— start —

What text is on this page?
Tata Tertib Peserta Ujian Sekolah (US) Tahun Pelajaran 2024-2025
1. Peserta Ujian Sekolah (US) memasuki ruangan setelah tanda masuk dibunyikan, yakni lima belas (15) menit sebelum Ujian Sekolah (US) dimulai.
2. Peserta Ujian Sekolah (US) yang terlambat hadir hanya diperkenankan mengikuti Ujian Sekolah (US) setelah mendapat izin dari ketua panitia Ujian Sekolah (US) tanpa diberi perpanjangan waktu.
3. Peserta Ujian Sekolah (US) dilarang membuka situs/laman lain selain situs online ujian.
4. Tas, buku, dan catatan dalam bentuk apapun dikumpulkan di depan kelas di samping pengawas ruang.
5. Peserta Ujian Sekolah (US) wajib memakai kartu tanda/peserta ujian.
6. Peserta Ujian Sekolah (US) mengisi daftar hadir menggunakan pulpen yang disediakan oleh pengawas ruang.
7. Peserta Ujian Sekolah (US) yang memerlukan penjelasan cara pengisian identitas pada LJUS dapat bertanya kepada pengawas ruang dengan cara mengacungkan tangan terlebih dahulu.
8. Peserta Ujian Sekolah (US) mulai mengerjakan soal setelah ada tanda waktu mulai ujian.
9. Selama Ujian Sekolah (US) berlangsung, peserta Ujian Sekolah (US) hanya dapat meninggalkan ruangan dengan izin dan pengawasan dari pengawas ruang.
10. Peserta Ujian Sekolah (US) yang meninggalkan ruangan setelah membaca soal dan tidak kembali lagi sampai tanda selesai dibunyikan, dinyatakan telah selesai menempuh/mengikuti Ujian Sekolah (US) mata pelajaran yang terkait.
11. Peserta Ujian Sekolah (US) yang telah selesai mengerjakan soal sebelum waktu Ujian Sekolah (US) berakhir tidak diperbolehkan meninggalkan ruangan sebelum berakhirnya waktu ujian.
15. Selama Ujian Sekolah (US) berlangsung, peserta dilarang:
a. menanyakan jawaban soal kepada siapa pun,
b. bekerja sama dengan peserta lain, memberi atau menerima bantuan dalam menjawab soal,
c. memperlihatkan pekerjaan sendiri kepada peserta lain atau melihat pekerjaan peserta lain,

— end —

[EXERCISE AIM] Return the whole listing exactly.

[OUTPUT]
What text is on this page?
Tata Tertib Peserta Ujian Sekolah (US) Tahun Pelajaran 2024-2025
1. Peserta Ujian Sekolah (US) memasuki ruangan setelah tanda masuk dibunyikan, yakni lima belas (15) menit sebelum Ujian Sekolah (US) dimulai.
2. Peserta Ujian Sekolah (US) yang terlambat hadir hanya diperkenankan mengikuti Ujian Sekolah (US) setelah mendapat izin dari ketua panitia Ujian Sekolah (US) tanpa diberi perpanjangan waktu.
3. Peserta Ujian Sekolah (US) dilarang membuka situs/laman lain selain situs online ujian.
4. Tas, buku, dan catatan dalam bentuk apapun dikumpulkan di depan kelas di samping pengawas ruang.
5. Peserta Ujian Sekolah (US) wajib memakai kartu tanda/peserta ujian.
6. Peserta Ujian Sekolah (US) mengisi daftar hadir menggunakan pulpen yang disediakan oleh pengawas ruang.
7. Peserta Ujian Sekolah (US) yang memerlukan penjelasan cara pengisian identitas pada LJUS dapat bertanya kepada pengawas ruang dengan cara mengacungkan tangan terlebih dahulu.
8. Peserta Ujian Sekolah (US) mulai mengerjakan soal setelah ada tanda waktu mulai ujian.
9. Selama Ujian Sekolah (US) berlangsung, peserta Ujian Sekolah (US) hanya dapat meninggalkan ruangan dengan izin dan pengawasan dari pengawas ruang.
10. Peserta Ujian Sekolah (US) yang meninggalkan ruangan setelah membaca soal dan tidak kembali lagi sampai tanda selesai dibunyikan, dinyatakan telah selesai menempuh/mengikuti Ujian Sekolah (US) mata pelajaran yang terkait.
11. Peserta Ujian Sekolah (US) yang telah selesai mengerjakan soal sebelum waktu Ujian Sekolah (US) berakhir tidak diperbolehkan meninggalkan ruangan sebelum berakhirnya waktu ujian.
15. Selama Ujian Sekolah (US) berlangsung, peserta dilarang:
a. menanyakan jawaban soal kepada siapa pun,
b. bekerja sama dengan peserta lain, memberi atau menerima bantuan dalam menjawab soal,
c. memperlihatkan pekerjaan sendiri kepada peserta lain atau melihat pekerjaan peserta lain,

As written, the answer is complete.